- **What you have to do**:
Output only the count of lines that contain "this".

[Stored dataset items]

-------

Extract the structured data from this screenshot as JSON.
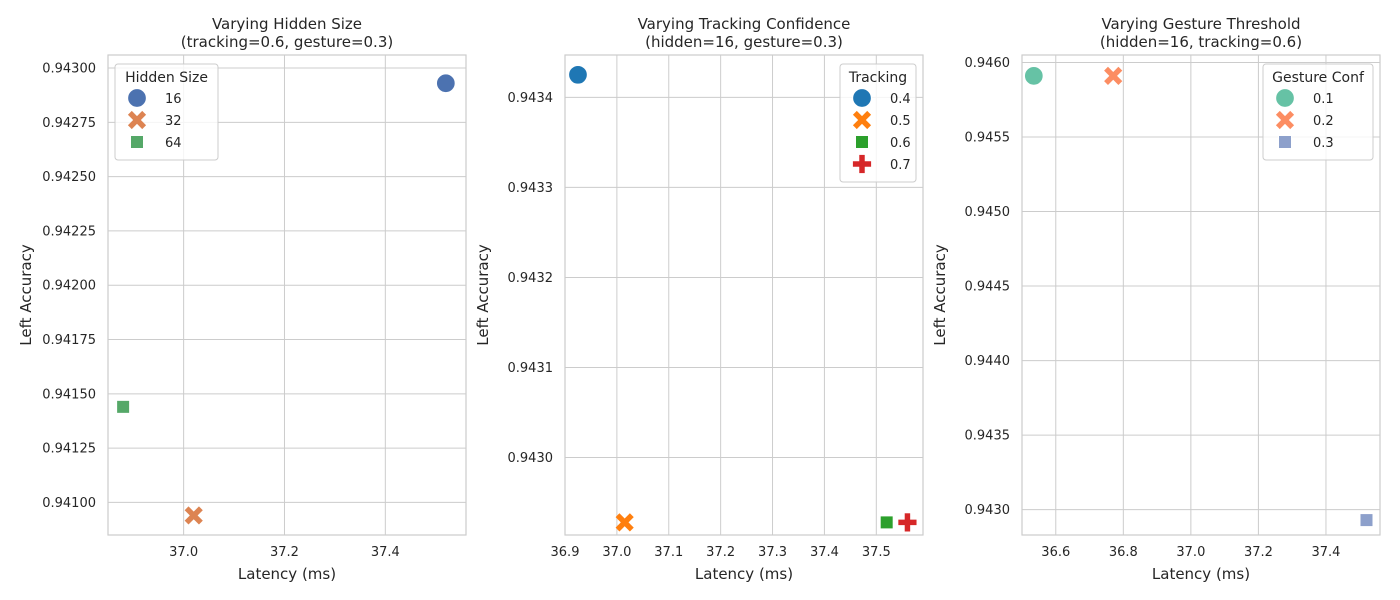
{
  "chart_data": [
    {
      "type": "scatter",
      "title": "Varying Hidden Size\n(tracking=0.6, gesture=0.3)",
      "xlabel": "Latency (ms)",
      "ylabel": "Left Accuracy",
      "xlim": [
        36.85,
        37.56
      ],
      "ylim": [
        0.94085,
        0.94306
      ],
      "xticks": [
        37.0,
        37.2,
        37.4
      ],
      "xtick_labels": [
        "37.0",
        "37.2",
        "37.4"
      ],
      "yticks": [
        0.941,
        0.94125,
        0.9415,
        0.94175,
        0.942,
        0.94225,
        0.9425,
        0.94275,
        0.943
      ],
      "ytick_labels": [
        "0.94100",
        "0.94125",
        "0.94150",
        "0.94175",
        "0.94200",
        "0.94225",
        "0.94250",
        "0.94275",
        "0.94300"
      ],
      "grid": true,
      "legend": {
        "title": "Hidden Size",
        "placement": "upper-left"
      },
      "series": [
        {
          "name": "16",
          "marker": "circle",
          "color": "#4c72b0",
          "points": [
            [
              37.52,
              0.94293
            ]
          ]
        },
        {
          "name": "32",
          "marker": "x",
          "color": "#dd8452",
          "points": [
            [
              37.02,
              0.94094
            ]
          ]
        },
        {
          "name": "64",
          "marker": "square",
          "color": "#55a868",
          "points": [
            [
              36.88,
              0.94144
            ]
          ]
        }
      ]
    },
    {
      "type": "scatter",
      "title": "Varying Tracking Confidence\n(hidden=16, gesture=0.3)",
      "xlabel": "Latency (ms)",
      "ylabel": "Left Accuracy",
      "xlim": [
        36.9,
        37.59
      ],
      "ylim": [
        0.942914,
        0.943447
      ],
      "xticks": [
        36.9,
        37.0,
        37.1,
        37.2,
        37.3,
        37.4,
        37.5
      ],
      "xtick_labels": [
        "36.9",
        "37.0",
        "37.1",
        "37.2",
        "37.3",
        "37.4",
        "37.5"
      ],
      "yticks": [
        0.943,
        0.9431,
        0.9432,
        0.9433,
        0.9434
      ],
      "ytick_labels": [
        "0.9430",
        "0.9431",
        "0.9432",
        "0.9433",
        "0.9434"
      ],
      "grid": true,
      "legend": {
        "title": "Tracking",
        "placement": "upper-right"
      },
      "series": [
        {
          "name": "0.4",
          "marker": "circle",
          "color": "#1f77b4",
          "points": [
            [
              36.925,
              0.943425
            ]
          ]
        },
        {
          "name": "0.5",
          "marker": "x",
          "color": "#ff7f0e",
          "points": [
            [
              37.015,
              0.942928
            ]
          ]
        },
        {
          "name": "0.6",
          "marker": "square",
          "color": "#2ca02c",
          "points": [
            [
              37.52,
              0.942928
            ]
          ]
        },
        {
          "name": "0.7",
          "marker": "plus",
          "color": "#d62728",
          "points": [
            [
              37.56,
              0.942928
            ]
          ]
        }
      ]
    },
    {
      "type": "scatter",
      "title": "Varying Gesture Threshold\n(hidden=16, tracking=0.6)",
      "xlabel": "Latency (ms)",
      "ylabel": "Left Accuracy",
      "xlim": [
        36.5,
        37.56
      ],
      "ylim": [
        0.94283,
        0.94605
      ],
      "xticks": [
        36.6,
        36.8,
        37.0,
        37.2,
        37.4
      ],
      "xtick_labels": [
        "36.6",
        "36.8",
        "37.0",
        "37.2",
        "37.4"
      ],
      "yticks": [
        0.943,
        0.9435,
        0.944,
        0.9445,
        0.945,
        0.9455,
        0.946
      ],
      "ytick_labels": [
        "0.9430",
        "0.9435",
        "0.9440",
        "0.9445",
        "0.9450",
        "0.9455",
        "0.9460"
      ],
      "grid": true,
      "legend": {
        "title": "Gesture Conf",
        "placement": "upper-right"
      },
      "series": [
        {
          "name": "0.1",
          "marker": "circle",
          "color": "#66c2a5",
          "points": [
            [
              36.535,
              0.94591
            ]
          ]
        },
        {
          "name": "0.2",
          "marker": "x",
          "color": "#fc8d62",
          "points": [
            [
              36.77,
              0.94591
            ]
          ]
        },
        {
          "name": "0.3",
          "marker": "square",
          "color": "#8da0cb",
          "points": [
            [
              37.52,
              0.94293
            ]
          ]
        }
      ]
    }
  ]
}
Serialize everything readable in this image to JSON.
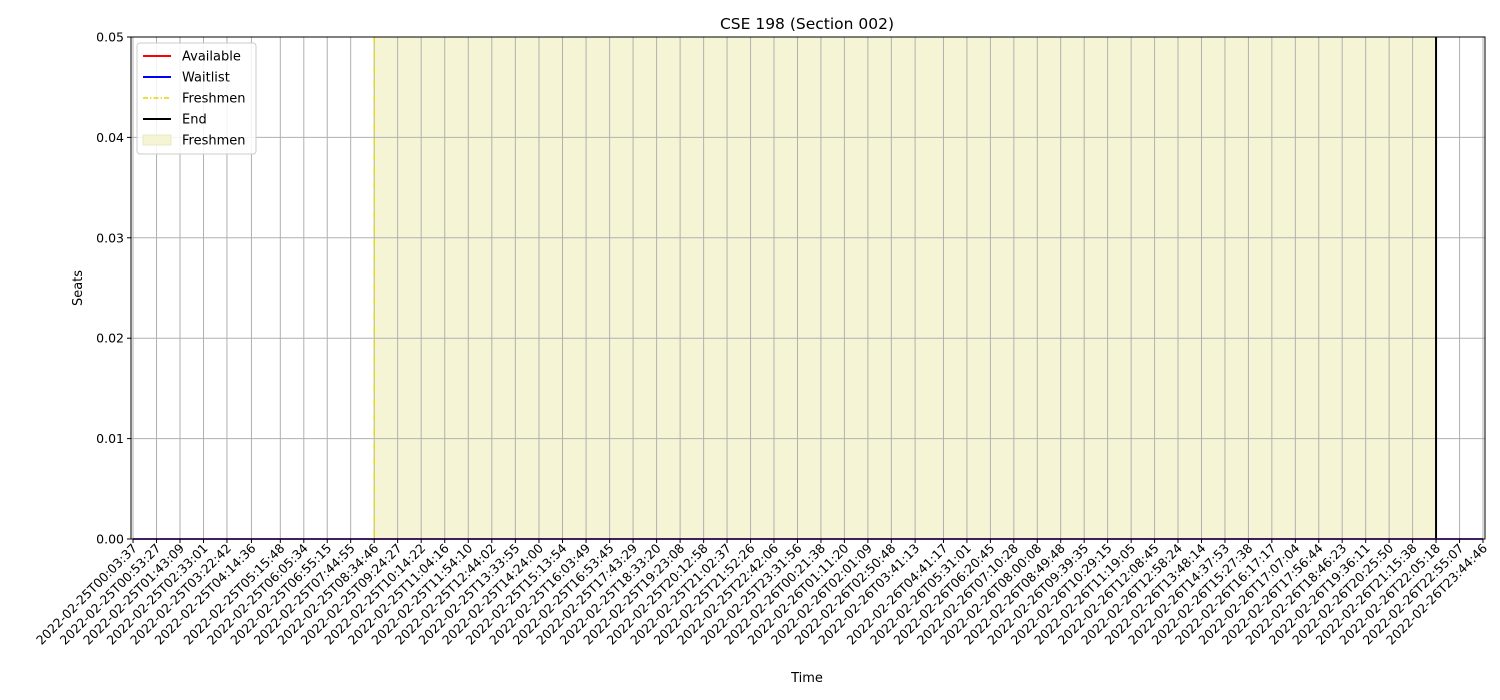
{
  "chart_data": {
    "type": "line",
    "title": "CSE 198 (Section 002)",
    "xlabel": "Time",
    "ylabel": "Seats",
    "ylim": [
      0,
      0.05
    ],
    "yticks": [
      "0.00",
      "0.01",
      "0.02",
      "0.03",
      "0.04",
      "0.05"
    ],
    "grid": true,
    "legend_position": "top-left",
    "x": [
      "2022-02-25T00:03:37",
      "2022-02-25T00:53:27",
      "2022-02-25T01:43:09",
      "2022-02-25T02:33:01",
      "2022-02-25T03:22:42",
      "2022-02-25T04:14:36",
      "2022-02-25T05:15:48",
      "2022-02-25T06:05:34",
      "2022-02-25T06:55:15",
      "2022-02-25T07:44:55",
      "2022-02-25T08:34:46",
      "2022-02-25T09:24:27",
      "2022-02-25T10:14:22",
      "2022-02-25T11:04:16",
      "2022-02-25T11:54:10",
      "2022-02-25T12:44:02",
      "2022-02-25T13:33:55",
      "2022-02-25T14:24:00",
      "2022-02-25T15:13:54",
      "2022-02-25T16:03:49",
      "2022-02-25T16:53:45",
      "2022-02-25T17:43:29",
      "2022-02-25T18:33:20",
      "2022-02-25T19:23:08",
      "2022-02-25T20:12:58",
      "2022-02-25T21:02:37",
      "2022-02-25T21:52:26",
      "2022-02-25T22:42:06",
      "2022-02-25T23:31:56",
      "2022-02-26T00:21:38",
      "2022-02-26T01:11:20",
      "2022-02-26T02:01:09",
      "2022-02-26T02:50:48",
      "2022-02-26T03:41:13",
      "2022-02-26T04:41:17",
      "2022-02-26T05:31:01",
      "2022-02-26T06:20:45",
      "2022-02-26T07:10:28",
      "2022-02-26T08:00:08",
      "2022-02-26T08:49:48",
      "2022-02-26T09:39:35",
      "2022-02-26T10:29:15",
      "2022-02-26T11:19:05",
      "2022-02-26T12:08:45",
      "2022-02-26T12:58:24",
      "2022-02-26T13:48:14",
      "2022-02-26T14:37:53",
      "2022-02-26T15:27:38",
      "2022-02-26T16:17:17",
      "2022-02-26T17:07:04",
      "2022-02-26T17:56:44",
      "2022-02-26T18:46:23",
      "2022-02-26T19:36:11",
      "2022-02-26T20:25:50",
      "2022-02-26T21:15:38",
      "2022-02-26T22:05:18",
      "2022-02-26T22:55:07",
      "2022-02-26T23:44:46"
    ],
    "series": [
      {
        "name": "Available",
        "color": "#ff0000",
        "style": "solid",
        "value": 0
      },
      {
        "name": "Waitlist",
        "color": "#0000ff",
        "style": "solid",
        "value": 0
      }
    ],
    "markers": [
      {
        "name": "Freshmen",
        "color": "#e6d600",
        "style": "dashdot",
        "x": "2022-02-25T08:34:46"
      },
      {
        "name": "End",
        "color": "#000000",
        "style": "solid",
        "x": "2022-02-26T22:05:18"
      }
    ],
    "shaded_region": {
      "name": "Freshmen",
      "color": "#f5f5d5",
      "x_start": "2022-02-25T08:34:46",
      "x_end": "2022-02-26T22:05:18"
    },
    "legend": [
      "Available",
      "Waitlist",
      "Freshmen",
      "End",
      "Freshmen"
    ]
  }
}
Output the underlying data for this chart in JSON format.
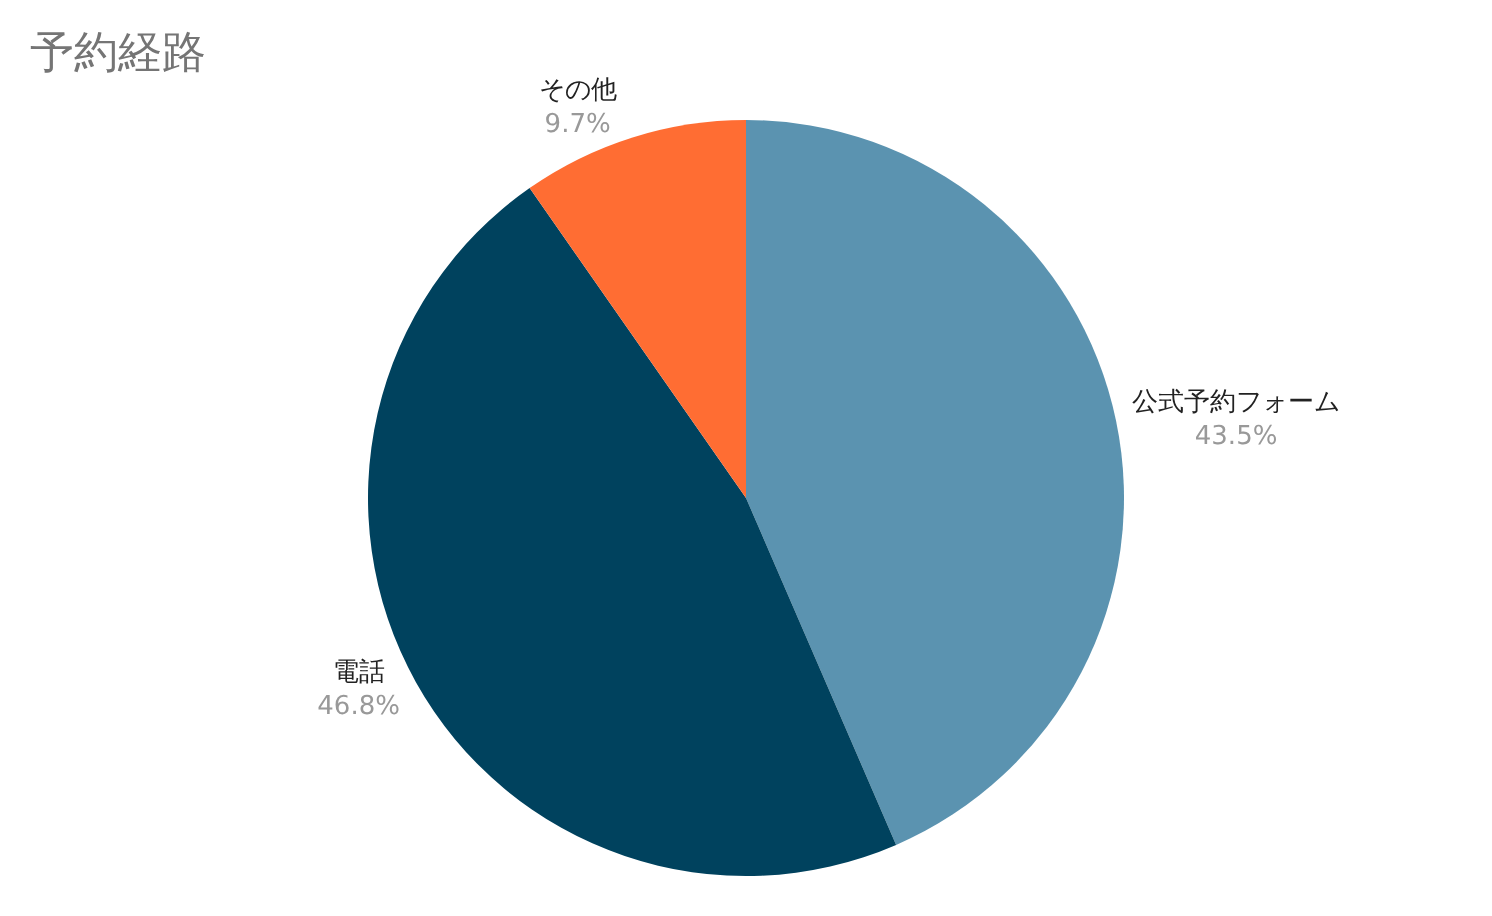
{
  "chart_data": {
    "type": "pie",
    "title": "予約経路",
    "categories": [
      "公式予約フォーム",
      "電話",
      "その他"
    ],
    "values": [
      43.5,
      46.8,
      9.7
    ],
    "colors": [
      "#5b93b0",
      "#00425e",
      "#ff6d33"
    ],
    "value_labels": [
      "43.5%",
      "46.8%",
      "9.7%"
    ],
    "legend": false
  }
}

-------

- **Solved problem**:
3